### Work to be completed
Can the data below be set down again exactly, line for line?

## BEGIN

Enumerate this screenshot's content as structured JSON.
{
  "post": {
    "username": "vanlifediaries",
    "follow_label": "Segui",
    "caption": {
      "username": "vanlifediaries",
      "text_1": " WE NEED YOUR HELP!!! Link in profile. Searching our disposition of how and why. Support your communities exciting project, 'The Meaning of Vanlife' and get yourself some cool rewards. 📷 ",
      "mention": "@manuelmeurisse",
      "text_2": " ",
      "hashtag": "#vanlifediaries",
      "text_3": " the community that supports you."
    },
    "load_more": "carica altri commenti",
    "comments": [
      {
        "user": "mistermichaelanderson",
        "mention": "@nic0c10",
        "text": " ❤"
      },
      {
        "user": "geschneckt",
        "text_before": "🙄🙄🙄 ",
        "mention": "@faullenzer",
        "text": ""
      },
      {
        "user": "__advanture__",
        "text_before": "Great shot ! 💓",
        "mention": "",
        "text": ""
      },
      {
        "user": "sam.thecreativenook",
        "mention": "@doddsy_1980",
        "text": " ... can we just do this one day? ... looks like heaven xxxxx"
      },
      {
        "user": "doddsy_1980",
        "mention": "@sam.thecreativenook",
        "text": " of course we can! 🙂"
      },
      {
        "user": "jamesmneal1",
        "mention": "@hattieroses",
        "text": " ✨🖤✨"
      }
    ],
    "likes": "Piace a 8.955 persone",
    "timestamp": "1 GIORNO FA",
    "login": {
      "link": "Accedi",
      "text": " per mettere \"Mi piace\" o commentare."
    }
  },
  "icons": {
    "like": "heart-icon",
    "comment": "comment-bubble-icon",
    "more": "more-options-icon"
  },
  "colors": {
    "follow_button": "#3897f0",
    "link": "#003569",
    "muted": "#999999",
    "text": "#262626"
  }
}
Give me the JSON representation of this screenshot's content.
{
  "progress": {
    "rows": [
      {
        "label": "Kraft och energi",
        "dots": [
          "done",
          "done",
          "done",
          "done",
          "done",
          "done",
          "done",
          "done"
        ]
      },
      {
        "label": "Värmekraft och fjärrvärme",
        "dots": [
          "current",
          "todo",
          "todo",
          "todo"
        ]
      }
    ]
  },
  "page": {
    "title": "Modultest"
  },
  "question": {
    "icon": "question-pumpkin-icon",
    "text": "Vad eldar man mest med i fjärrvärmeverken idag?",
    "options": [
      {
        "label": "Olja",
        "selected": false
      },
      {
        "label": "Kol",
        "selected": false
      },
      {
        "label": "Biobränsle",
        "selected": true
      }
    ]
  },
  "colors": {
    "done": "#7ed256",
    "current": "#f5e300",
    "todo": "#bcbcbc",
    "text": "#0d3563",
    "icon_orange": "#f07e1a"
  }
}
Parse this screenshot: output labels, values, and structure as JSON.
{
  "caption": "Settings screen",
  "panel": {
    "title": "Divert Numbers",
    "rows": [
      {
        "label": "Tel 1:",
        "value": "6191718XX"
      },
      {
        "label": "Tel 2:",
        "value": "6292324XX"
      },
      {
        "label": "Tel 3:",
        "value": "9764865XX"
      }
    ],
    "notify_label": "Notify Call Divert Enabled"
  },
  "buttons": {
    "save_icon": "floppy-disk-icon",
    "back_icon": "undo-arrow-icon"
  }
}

## END

### Response to this exercise
Enumerate this screenshot's content as structured JSON.
{
  "post": {
    "username": "vanlifediaries",
    "follow_label": "Segui",
    "caption": {
      "username": "vanlifediaries",
      "text_1": " WE NEED YOUR HELP!!! Link in profile. Searching our disposition of how and why. Support your communities exciting project, 'The Meaning of Vanlife' and get yourself some cool rewards. 📷 ",
      "mention": "@manuelmeurisse",
      "text_2": " ",
      "hashtag": "#vanlifediaries",
      "text_3": " the community that supports you."
    },
    "load_more": "carica altri commenti",
    "comments": [
      {
        "user": "mistermichaelanderson",
        "mention": "@nic0c10",
        "text": " ❤"
      },
      {
        "user": "geschneckt",
        "text_before": "🙄🙄🙄 ",
        "mention": "@faullenzer",
        "text": ""
      },
      {
        "user": "__advanture__",
        "text_before": "Great shot ! 💓",
        "mention": "",
        "text": ""
      },
      {
        "user": "sam.thecreativenook",
        "mention": "@doddsy_1980",
        "text": " ... can we just do this one day? ... looks like heaven xxxxx"
      },
      {
        "user": "doddsy_1980",
        "mention": "@sam.thecreativenook",
        "text": " of course we can! 🙂"
      },
      {
        "user": "jamesmneal1",
        "mention": "@hattieroses",
        "text": " ✨🖤✨"
      }
    ],
    "likes": "Piace a 8.955 persone",
    "timestamp": "1 GIORNO FA",
    "login": {
      "link": "Accedi",
      "text": " per mettere \"Mi piace\" o commentare."
    }
  },
  "icons": {
    "like": "heart-icon",
    "comment": "comment-bubble-icon",
    "more": "more-options-icon"
  },
  "colors": {
    "follow_button": "#3897f0",
    "link": "#003569",
    "muted": "#999999",
    "text": "#262626"
  }
}
Give me the JSON representation of this screenshot's content.
{
  "progress": {
    "rows": [
      {
        "label": "Kraft och energi",
        "dots": [
          "done",
          "done",
          "done",
          "done",
          "done",
          "done",
          "done",
          "done"
        ]
      },
      {
        "label": "Värmekraft och fjärrvärme",
        "dots": [
          "current",
          "todo",
          "todo",
          "todo"
        ]
      }
    ]
  },
  "page": {
    "title": "Modultest"
  },
  "question": {
    "icon": "question-pumpkin-icon",
    "text": "Vad eldar man mest med i fjärrvärmeverken idag?",
    "options": [
      {
        "label": "Olja",
        "selected": false
      },
      {
        "label": "Kol",
        "selected": false
      },
      {
        "label": "Biobränsle",
        "selected": true
      }
    ]
  },
  "colors": {
    "done": "#7ed256",
    "current": "#f5e300",
    "todo": "#bcbcbc",
    "text": "#0d3563",
    "icon_orange": "#f07e1a"
  }
}
Parse this screenshot: output labels, values, and structure as JSON.
{
  "caption": "Settings screen",
  "panel": {
    "title": "Divert Numbers",
    "rows": [
      {
        "label": "Tel 1:",
        "value": "6191718XX"
      },
      {
        "label": "Tel 2:",
        "value": "6292324XX"
      },
      {
        "label": "Tel 3:",
        "value": "9764865XX"
      }
    ],
    "notify_label": "Notify Call Divert Enabled"
  },
  "buttons": {
    "save_icon": "floppy-disk-icon",
    "back_icon": "undo-arrow-icon"
  }
}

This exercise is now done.